Work instructions >> Print all entries precisely as they are written.
-- -- --
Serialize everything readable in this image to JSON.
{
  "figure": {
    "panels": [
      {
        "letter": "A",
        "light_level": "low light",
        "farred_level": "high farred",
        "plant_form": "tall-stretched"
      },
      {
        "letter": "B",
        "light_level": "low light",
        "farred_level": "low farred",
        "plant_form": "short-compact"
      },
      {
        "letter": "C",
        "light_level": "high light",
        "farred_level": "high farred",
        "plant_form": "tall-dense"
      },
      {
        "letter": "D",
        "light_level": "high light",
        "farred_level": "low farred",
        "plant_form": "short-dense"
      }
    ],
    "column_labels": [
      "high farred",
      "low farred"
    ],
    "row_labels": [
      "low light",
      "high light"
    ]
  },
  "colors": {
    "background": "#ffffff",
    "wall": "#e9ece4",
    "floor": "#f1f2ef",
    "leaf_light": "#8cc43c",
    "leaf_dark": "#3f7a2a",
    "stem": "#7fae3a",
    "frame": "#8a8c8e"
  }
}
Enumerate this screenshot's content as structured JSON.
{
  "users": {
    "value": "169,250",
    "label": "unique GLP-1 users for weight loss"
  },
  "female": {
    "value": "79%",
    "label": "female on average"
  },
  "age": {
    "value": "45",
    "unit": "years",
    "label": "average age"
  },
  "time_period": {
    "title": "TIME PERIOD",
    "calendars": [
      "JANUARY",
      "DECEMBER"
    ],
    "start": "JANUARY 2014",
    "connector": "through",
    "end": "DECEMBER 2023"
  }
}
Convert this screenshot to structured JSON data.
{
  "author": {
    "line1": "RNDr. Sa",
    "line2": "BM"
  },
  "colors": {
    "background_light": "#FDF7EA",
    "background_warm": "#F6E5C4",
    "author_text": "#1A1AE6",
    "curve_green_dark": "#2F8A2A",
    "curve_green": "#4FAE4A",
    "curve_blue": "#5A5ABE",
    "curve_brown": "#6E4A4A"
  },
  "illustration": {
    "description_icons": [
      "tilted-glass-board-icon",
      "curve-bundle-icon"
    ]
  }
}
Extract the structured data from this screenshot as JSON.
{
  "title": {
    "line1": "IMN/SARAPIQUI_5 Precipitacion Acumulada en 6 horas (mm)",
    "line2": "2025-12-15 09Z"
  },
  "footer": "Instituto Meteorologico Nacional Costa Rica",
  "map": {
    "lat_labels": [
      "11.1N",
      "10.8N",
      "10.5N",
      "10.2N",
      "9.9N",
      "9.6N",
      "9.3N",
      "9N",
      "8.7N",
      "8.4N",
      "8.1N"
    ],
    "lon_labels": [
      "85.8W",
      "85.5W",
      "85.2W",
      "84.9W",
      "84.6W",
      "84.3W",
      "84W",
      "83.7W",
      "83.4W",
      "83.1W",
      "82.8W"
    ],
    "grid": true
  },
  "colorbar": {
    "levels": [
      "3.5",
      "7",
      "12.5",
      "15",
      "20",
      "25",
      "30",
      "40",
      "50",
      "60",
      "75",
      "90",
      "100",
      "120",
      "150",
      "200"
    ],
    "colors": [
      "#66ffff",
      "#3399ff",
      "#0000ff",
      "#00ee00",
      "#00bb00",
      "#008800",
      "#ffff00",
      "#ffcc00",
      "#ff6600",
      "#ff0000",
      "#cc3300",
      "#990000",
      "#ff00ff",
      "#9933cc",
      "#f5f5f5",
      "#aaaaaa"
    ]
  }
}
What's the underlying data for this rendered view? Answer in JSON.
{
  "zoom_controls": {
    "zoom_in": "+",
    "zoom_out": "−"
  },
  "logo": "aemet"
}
-- -- --
Exercise result >>
Serialize everything readable in this image to JSON.
{
  "figure": {
    "panels": [
      {
        "letter": "A",
        "light_level": "low light",
        "farred_level": "high farred",
        "plant_form": "tall-stretched"
      },
      {
        "letter": "B",
        "light_level": "low light",
        "farred_level": "low farred",
        "plant_form": "short-compact"
      },
      {
        "letter": "C",
        "light_level": "high light",
        "farred_level": "high farred",
        "plant_form": "tall-dense"
      },
      {
        "letter": "D",
        "light_level": "high light",
        "farred_level": "low farred",
        "plant_form": "short-dense"
      }
    ],
    "column_labels": [
      "high farred",
      "low farred"
    ],
    "row_labels": [
      "low light",
      "high light"
    ]
  },
  "colors": {
    "background": "#ffffff",
    "wall": "#e9ece4",
    "floor": "#f1f2ef",
    "leaf_light": "#8cc43c",
    "leaf_dark": "#3f7a2a",
    "stem": "#7fae3a",
    "frame": "#8a8c8e"
  }
}
Enumerate this screenshot's content as structured JSON.
{
  "users": {
    "value": "169,250",
    "label": "unique GLP-1 users for weight loss"
  },
  "female": {
    "value": "79%",
    "label": "female on average"
  },
  "age": {
    "value": "45",
    "unit": "years",
    "label": "average age"
  },
  "time_period": {
    "title": "TIME PERIOD",
    "calendars": [
      "JANUARY",
      "DECEMBER"
    ],
    "start": "JANUARY 2014",
    "connector": "through",
    "end": "DECEMBER 2023"
  }
}
Convert this screenshot to structured JSON data.
{
  "author": {
    "line1": "RNDr. Sa",
    "line2": "BM"
  },
  "colors": {
    "background_light": "#FDF7EA",
    "background_warm": "#F6E5C4",
    "author_text": "#1A1AE6",
    "curve_green_dark": "#2F8A2A",
    "curve_green": "#4FAE4A",
    "curve_blue": "#5A5ABE",
    "curve_brown": "#6E4A4A"
  },
  "illustration": {
    "description_icons": [
      "tilted-glass-board-icon",
      "curve-bundle-icon"
    ]
  }
}
Extract the structured data from this screenshot as JSON.
{
  "title": {
    "line1": "IMN/SARAPIQUI_5 Precipitacion Acumulada en 6 horas (mm)",
    "line2": "2025-12-15 09Z"
  },
  "footer": "Instituto Meteorologico Nacional Costa Rica",
  "map": {
    "lat_labels": [
      "11.1N",
      "10.8N",
      "10.5N",
      "10.2N",
      "9.9N",
      "9.6N",
      "9.3N",
      "9N",
      "8.7N",
      "8.4N",
      "8.1N"
    ],
    "lon_labels": [
      "85.8W",
      "85.5W",
      "85.2W",
      "84.9W",
      "84.6W",
      "84.3W",
      "84W",
      "83.7W",
      "83.4W",
      "83.1W",
      "82.8W"
    ],
    "grid": true
  },
  "colorbar": {
    "levels": [
      "3.5",
      "7",
      "12.5",
      "15",
      "20",
      "25",
      "30",
      "40",
      "50",
      "60",
      "75",
      "90",
      "100",
      "120",
      "150",
      "200"
    ],
    "colors": [
      "#66ffff",
      "#3399ff",
      "#0000ff",
      "#00ee00",
      "#00bb00",
      "#008800",
      "#ffff00",
      "#ffcc00",
      "#ff6600",
      "#ff0000",
      "#cc3300",
      "#990000",
      "#ff00ff",
      "#9933cc",
      "#f5f5f5",
      "#aaaaaa"
    ]
  }
}
What's the underlying data for this rendered view? Answer in JSON.
{
  "zoom_controls": {
    "zoom_in": "+",
    "zoom_out": "−"
  },
  "logo": "aemet"
}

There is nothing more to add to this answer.